[Dataset records]
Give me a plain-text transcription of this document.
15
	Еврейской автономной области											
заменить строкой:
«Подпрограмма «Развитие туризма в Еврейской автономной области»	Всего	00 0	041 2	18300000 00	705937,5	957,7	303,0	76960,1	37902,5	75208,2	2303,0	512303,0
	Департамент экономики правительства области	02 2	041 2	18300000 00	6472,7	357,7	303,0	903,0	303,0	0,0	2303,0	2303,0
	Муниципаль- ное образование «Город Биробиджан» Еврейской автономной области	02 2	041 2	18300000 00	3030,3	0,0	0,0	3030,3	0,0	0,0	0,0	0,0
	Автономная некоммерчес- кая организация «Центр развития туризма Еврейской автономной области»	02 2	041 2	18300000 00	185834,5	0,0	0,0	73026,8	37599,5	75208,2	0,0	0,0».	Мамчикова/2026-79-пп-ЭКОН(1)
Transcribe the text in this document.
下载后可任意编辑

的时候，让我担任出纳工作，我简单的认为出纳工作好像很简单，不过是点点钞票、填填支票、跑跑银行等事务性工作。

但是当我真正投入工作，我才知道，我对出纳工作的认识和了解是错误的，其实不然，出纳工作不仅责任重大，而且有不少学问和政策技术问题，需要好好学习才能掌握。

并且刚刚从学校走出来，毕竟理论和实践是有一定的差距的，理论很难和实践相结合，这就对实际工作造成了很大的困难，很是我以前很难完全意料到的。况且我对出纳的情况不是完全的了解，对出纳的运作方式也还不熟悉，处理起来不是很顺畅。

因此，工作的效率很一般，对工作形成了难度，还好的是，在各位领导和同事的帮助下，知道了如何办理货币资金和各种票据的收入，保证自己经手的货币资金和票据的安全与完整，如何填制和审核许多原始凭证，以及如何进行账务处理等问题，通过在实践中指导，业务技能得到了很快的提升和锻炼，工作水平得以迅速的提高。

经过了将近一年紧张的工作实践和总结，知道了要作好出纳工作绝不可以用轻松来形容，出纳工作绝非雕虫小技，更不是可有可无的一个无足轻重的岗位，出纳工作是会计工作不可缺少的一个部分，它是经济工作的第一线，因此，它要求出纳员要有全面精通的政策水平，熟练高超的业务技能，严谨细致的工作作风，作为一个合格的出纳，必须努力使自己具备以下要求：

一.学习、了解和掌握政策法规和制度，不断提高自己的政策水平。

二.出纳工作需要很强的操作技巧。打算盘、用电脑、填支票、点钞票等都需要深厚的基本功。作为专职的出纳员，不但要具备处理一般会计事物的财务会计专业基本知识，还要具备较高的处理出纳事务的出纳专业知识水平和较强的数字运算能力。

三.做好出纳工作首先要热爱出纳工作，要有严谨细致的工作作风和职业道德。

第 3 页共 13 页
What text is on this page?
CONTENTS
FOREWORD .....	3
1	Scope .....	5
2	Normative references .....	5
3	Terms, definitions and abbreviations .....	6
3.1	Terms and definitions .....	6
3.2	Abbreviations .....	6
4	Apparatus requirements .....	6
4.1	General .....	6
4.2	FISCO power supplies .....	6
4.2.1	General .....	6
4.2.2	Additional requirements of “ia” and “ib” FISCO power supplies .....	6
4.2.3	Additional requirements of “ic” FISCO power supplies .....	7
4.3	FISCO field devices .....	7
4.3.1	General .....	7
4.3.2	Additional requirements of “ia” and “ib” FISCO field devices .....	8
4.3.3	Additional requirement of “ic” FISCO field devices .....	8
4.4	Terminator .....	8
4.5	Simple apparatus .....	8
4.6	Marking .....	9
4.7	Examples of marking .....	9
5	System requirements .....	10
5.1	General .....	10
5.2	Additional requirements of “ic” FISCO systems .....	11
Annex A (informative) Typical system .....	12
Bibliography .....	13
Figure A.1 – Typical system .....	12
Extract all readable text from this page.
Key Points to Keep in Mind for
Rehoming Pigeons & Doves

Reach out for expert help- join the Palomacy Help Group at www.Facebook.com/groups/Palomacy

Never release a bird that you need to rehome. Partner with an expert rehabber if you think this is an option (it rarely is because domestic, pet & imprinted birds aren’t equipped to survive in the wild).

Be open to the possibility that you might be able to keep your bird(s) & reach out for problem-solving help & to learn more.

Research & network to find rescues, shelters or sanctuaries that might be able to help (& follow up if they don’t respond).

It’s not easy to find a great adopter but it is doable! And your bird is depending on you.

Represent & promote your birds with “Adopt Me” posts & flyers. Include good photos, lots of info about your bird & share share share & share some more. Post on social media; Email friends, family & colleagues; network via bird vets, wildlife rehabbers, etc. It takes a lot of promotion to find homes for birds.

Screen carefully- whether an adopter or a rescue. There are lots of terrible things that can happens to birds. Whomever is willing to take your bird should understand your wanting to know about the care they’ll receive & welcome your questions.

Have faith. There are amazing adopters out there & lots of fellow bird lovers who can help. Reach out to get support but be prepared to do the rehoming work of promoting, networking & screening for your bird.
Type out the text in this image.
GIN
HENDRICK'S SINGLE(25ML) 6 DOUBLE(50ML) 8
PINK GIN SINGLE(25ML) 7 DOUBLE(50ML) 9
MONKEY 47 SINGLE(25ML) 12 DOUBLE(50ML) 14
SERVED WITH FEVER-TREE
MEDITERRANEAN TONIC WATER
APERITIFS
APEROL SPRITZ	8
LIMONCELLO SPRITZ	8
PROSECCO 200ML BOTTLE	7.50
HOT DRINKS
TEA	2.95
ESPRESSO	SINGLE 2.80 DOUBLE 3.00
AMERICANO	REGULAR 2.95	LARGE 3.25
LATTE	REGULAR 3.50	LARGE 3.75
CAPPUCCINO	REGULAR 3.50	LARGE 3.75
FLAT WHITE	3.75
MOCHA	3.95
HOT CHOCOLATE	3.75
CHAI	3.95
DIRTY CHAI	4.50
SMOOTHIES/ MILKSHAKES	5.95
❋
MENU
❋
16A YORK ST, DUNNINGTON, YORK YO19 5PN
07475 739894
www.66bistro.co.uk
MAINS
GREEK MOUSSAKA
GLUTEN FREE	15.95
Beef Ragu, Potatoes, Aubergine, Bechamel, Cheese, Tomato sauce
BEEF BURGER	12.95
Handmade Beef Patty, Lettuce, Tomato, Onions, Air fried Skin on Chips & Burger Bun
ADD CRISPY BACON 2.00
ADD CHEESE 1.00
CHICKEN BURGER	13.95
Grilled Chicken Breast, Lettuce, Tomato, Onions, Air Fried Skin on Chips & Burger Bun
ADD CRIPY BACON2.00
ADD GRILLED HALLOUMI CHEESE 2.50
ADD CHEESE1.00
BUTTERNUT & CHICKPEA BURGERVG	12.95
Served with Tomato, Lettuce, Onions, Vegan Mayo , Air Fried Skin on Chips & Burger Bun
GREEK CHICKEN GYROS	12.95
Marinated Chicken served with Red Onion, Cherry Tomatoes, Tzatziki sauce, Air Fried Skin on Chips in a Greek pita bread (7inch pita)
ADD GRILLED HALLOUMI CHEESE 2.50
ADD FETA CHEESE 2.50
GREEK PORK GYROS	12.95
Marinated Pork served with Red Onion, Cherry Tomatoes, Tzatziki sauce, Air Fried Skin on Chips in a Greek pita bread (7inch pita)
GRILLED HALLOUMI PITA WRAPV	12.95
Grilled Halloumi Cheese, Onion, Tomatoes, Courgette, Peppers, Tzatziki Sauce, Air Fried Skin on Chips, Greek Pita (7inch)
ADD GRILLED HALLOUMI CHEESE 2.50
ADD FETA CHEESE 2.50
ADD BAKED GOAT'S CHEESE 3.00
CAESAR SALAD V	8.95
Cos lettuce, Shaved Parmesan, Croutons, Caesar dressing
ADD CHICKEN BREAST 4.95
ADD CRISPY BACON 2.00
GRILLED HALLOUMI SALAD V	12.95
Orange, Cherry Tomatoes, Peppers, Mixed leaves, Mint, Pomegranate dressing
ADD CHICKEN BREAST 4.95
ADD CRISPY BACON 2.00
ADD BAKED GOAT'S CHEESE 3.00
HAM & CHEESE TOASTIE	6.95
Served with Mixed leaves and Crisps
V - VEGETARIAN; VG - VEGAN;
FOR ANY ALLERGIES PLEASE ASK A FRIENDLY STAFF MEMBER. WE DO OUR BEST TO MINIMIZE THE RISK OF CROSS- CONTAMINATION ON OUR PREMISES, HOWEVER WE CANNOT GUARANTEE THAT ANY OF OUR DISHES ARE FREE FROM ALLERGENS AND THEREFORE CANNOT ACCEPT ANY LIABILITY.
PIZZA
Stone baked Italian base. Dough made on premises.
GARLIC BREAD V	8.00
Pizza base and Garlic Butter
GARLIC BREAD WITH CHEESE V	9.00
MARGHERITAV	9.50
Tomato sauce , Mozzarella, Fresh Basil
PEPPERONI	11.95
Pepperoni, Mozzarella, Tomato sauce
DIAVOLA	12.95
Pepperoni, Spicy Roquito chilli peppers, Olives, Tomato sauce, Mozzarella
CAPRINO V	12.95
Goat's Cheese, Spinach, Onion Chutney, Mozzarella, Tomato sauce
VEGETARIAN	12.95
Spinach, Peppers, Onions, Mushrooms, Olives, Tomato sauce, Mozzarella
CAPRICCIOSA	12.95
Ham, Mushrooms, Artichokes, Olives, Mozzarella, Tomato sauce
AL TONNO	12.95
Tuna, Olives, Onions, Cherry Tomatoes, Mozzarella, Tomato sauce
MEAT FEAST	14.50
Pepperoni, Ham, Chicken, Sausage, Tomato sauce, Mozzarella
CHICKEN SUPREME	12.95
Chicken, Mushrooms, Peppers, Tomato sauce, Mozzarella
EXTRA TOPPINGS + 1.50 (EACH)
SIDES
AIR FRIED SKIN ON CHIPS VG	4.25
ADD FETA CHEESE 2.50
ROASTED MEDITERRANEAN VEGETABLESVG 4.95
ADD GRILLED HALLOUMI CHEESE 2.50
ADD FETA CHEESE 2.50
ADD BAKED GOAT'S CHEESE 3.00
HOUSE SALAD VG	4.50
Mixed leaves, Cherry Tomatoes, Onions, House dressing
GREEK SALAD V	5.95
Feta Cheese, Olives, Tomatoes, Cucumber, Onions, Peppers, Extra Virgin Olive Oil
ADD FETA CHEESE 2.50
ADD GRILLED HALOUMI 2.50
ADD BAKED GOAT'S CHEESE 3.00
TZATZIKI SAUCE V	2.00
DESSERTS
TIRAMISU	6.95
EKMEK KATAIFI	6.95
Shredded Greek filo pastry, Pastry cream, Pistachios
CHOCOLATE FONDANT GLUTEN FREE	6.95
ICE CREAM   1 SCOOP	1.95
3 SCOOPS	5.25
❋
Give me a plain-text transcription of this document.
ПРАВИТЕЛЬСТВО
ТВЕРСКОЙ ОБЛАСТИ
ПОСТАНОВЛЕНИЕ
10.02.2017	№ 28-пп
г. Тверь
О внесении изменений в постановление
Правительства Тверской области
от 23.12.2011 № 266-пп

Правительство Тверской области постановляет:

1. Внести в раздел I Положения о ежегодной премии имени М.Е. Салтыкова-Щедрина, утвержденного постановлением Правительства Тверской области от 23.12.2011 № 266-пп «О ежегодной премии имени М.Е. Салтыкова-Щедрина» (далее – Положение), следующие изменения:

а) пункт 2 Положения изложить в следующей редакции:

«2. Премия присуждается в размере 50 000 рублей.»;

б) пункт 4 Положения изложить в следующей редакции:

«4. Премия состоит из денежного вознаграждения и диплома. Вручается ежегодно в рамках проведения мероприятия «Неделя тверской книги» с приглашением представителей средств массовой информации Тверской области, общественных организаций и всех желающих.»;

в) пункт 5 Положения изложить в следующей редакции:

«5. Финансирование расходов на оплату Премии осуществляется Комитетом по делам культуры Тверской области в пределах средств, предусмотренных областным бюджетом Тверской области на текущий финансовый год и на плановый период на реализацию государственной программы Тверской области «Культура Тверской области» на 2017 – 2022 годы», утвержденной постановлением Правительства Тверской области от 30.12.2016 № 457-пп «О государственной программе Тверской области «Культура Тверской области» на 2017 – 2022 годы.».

[Exercise goal] In the records above, find each line that holds the word "birds"; copy all such lines.

[Task solution]
Never release a bird that you need to rehome. Partner with an expert rehabber if you think this is an option (it rarely is because domestic, pet & imprinted birds aren’t equipped to survive in the wild).
Represent & promote your birds with “Adopt Me” posts & flyers. Include good photos, lots of info about your bird & share share share & share some more. Post on social media; Email friends, family & colleagues; network via bird vets, wildlife rehabbers, etc. It takes a lot of promotion to find homes for birds.
Screen carefully- whether an adopter or a rescue. There are lots of terrible things that can happens to birds. Whomever is willing to take your bird should understand your wanting to know about the care they’ll receive & welcome your questions.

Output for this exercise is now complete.